## Work to be completed
Pictures should be excluded; otherwise, copy every entry exactly.

## Input rows
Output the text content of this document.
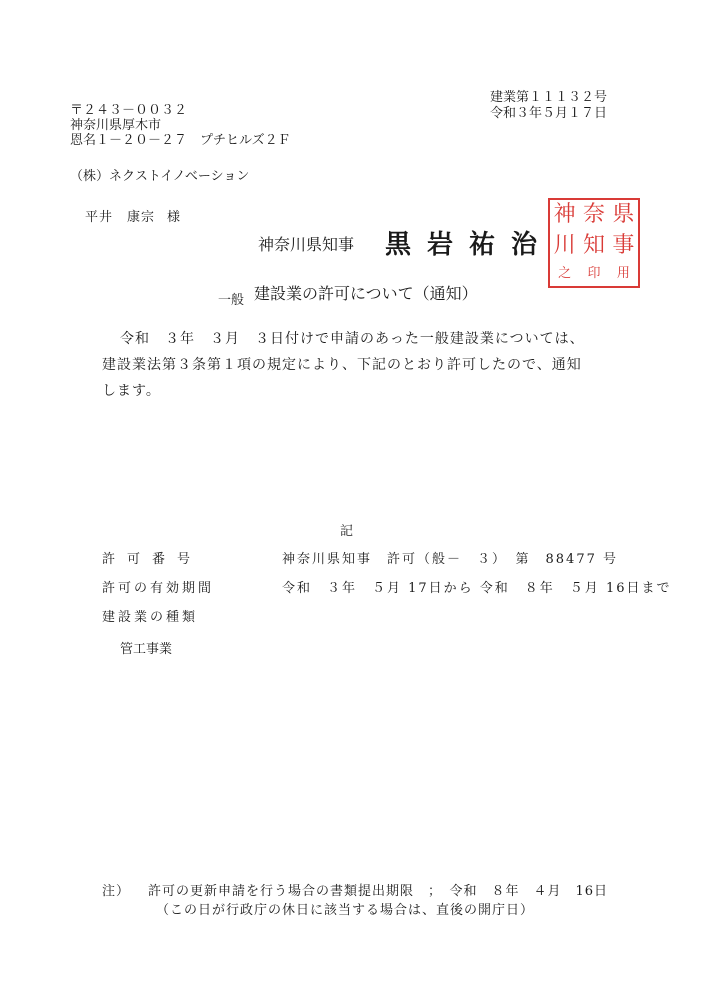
建業第１１１３２号
令和３年５月１７日
〒２４３－００３２
神奈川県厚木市
恩名１－２０－２７　プチヒルズ２Ｆ
（株）ネクストイノベーション
平井　康宗 様
神奈川県知事 黒岩祐治
神 奈 県
川 知 事
之 印 用
一般 建設業の許可について（通知）
令和　３年　３月　３日付けで申請のあった一般建設業については、
建設業法第３条第１項の規定により、下記のとおり許可したので、通知
します。
記
許可番号	神奈川県知事　許可（般－　３）　第　88477 号
許可の有効期間	令和　３年　５月 17日から 令和　８年　５月 16日まで
建設業の種類
管工事業
注） 許可の更新申請を行う場合の書類提出期限　；　令和　８年　４月　16日
（この日が行政庁の休日に該当する場合は、直後の開庁日）
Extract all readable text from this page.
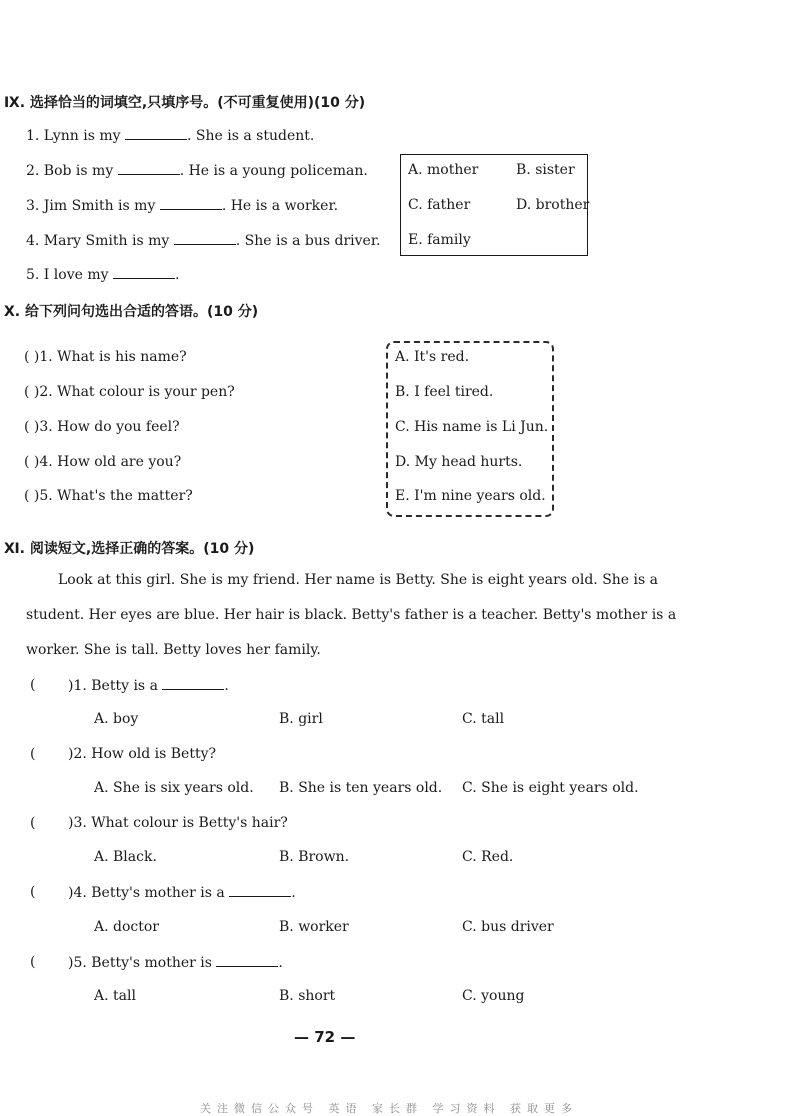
Ⅸ. 选择恰当的词填空,只填序号。(不可重复使用)(10 分)
1. Lynn is my	. She is a student.
2. Bob is my	. He is a young policeman.
3. Jim Smith is my	. He is a worker.
4. Mary Smith is my	. She is a bus driver.
5. I love my	.
A. mother	B. sister
C. father	D. brother
E. family
Ⅹ. 给下列问句选出合适的答语。(10 分)
( )1. What is his name?
( )2. What colour is your pen?
( )3. How do you feel?
( )4. How old are you?
( )5. What's the matter?
A. It's red.
B. I feel tired.
C. His name is Li Jun.
D. My head hurts.
E. I'm nine years old.
Ⅺ. 阅读短文,选择正确的答案。(10 分)
Look at this girl. She is my friend. Her name is Betty. She is eight years old. She is a
student. Her eyes are blue. Her hair is black. Betty's father is a teacher. Betty's mother is a
worker. She is tall. Betty loves her family.
( )1. Betty is a	.
A. boy	B. girl	C. tall
( )2. How old is Betty?
A. She is six years old. B. She is ten years old. C. She is eight years old.
( )3. What colour is Betty's hair?
A. Black.	B. Brown.	C. Red.
( )4. Betty's mother is a	.
A. doctor	B. worker	C. bus driver
( )5. Betty's mother is	.
A. tall	B. short	C. young
— 72 —
关注微信公众号 英语 家长群 学习资料 获取更多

## Answer for the task
Output the text content of this document.
建業第１１１３２号
令和３年５月１７日
〒２４３－００３２
神奈川県厚木市
恩名１－２０－２７　プチヒルズ２Ｆ
（株）ネクストイノベーション
平井　康宗 様
神奈川県知事 黒岩祐治
神 奈 県
川 知 事
之 印 用
一般 建設業の許可について（通知）
令和　３年　３月　３日付けで申請のあった一般建設業については、
建設業法第３条第１項の規定により、下記のとおり許可したので、通知
します。
記
許可番号	神奈川県知事　許可（般－　３）　第　88477 号
許可の有効期間	令和　３年　５月 17日から 令和　８年　５月 16日まで
建設業の種類
管工事業
注） 許可の更新申請を行う場合の書類提出期限　；　令和　８年　４月　16日
（この日が行政庁の休日に該当する場合は、直後の開庁日）
Extract all readable text from this page.
Ⅸ. 选择恰当的词填空,只填序号。(不可重复使用)(10 分)
1. Lynn is my	. She is a student.
2. Bob is my	. He is a young policeman.
3. Jim Smith is my	. He is a worker.
4. Mary Smith is my	. She is a bus driver.
5. I love my	.
A. mother	B. sister
C. father	D. brother
E. family
Ⅹ. 给下列问句选出合适的答语。(10 分)
( )1. What is his name?
( )2. What colour is your pen?
( )3. How do you feel?
( )4. How old are you?
( )5. What's the matter?
A. It's red.
B. I feel tired.
C. His name is Li Jun.
D. My head hurts.
E. I'm nine years old.
Ⅺ. 阅读短文,选择正确的答案。(10 分)
Look at this girl. She is my friend. Her name is Betty. She is eight years old. She is a
student. Her eyes are blue. Her hair is black. Betty's father is a teacher. Betty's mother is a
worker. She is tall. Betty loves her family.
( )1. Betty is a	.
A. boy	B. girl	C. tall
( )2. How old is Betty?
A. She is six years old. B. She is ten years old. C. She is eight years old.
( )3. What colour is Betty's hair?
A. Black.	B. Brown.	C. Red.
( )4. Betty's mother is a	.
A. doctor	B. worker	C. bus driver
( )5. Betty's mother is	.
A. tall	B. short	C. young
— 72 —
关注微信公众号 英语 家长群 学习资料 获取更多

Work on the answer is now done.